• [The exercise]: The entries below should be output exactly as written.

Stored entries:
○ ○ ○

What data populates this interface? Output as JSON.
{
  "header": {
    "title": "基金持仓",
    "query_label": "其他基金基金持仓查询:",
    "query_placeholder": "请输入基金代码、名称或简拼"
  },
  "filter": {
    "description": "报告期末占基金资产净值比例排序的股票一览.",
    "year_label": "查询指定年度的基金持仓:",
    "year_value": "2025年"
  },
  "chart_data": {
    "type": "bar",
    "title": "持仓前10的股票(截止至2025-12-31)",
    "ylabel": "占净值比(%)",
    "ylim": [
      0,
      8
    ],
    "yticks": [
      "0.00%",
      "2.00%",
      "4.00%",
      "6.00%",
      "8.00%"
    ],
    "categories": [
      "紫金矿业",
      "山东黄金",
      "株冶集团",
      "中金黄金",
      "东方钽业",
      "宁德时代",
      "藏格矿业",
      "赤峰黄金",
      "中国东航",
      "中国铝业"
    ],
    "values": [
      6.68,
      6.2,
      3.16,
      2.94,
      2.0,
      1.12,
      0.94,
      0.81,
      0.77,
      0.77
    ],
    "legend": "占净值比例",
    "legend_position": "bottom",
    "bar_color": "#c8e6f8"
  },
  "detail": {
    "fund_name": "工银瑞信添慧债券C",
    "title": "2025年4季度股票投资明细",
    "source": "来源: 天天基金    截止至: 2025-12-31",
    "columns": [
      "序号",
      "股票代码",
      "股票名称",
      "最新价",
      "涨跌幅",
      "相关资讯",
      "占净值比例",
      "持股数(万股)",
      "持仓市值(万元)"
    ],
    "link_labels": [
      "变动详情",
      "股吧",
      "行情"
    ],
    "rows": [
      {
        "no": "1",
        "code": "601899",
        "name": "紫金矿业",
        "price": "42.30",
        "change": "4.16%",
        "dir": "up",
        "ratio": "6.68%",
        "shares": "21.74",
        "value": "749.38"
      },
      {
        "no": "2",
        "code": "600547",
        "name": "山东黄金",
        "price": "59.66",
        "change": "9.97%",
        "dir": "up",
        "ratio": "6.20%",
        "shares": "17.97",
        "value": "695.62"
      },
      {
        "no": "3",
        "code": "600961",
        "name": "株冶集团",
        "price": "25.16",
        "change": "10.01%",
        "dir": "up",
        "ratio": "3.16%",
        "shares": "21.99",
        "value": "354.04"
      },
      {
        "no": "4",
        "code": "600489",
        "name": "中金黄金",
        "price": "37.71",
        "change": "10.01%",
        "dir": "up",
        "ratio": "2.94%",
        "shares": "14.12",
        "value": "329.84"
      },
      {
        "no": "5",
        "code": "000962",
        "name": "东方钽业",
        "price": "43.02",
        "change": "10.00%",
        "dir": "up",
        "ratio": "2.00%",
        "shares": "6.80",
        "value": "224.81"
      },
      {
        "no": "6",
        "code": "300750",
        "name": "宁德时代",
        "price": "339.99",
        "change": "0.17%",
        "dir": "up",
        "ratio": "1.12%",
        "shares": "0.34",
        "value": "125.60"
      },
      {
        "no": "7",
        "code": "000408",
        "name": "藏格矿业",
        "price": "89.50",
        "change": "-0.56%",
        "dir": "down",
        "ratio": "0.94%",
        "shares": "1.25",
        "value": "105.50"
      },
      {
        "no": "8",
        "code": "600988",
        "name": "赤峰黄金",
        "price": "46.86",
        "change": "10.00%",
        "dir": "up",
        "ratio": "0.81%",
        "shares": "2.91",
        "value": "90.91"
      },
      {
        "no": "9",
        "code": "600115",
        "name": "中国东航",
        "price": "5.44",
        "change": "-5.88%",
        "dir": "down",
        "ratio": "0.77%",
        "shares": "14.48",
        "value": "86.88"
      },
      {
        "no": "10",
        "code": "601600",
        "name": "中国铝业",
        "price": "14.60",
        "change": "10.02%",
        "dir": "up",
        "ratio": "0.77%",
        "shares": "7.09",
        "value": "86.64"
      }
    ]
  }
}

○ ○ ○

• [Output of the exercise]:
What data populates this interface? Output as JSON.
{
  "header": {
    "title": "基金持仓",
    "query_label": "其他基金基金持仓查询:",
    "query_placeholder": "请输入基金代码、名称或简拼"
  },
  "filter": {
    "description": "报告期末占基金资产净值比例排序的股票一览.",
    "year_label": "查询指定年度的基金持仓:",
    "year_value": "2025年"
  },
  "chart_data": {
    "type": "bar",
    "title": "持仓前10的股票(截止至2025-12-31)",
    "ylabel": "占净值比(%)",
    "ylim": [
      0,
      8
    ],
    "yticks": [
      "0.00%",
      "2.00%",
      "4.00%",
      "6.00%",
      "8.00%"
    ],
    "categories": [
      "紫金矿业",
      "山东黄金",
      "株冶集团",
      "中金黄金",
      "东方钽业",
      "宁德时代",
      "藏格矿业",
      "赤峰黄金",
      "中国东航",
      "中国铝业"
    ],
    "values": [
      6.68,
      6.2,
      3.16,
      2.94,
      2.0,
      1.12,
      0.94,
      0.81,
      0.77,
      0.77
    ],
    "legend": "占净值比例",
    "legend_position": "bottom",
    "bar_color": "#c8e6f8"
  },
  "detail": {
    "fund_name": "工银瑞信添慧债券C",
    "title": "2025年4季度股票投资明细",
    "source": "来源: 天天基金    截止至: 2025-12-31",
    "columns": [
      "序号",
      "股票代码",
      "股票名称",
      "最新价",
      "涨跌幅",
      "相关资讯",
      "占净值比例",
      "持股数(万股)",
      "持仓市值(万元)"
    ],
    "link_labels": [
      "变动详情",
      "股吧",
      "行情"
    ],
    "rows": [
      {
        "no": "1",
        "code": "601899",
        "name": "紫金矿业",
        "price": "42.30",
        "change": "4.16%",
        "dir": "up",
        "ratio": "6.68%",
        "shares": "21.74",
        "value": "749.38"
      },
      {
        "no": "2",
        "code": "600547",
        "name": "山东黄金",
        "price": "59.66",
        "change": "9.97%",
        "dir": "up",
        "ratio": "6.20%",
        "shares": "17.97",
        "value": "695.62"
      },
      {
        "no": "3",
        "code": "600961",
        "name": "株冶集团",
        "price": "25.16",
        "change": "10.01%",
        "dir": "up",
        "ratio": "3.16%",
        "shares": "21.99",
        "value": "354.04"
      },
      {
        "no": "4",
        "code": "600489",
        "name": "中金黄金",
        "price": "37.71",
        "change": "10.01%",
        "dir": "up",
        "ratio": "2.94%",
        "shares": "14.12",
        "value": "329.84"
      },
      {
        "no": "5",
        "code": "000962",
        "name": "东方钽业",
        "price": "43.02",
        "change": "10.00%",
        "dir": "up",
        "ratio": "2.00%",
        "shares": "6.80",
        "value": "224.81"
      },
      {
        "no": "6",
        "code": "300750",
        "name": "宁德时代",
        "price": "339.99",
        "change": "0.17%",
        "dir": "up",
        "ratio": "1.12%",
        "shares": "0.34",
        "value": "125.60"
      },
      {
        "no": "7",
        "code": "000408",
        "name": "藏格矿业",
        "price": "89.50",
        "change": "-0.56%",
        "dir": "down",
        "ratio": "0.94%",
        "shares": "1.25",
        "value": "105.50"
      },
      {
        "no": "8",
        "code": "600988",
        "name": "赤峰黄金",
        "price": "46.86",
        "change": "10.00%",
        "dir": "up",
        "ratio": "0.81%",
        "shares": "2.91",
        "value": "90.91"
      },
      {
        "no": "9",
        "code": "600115",
        "name": "中国东航",
        "price": "5.44",
        "change": "-5.88%",
        "dir": "down",
        "ratio": "0.77%",
        "shares": "14.48",
        "value": "86.88"
      },
      {
        "no": "10",
        "code": "601600",
        "name": "中国铝业",
        "price": "14.60",
        "change": "10.02%",
        "dir": "up",
        "ratio": "0.77%",
        "shares": "7.09",
        "value": "86.64"
      }
    ]
  }
}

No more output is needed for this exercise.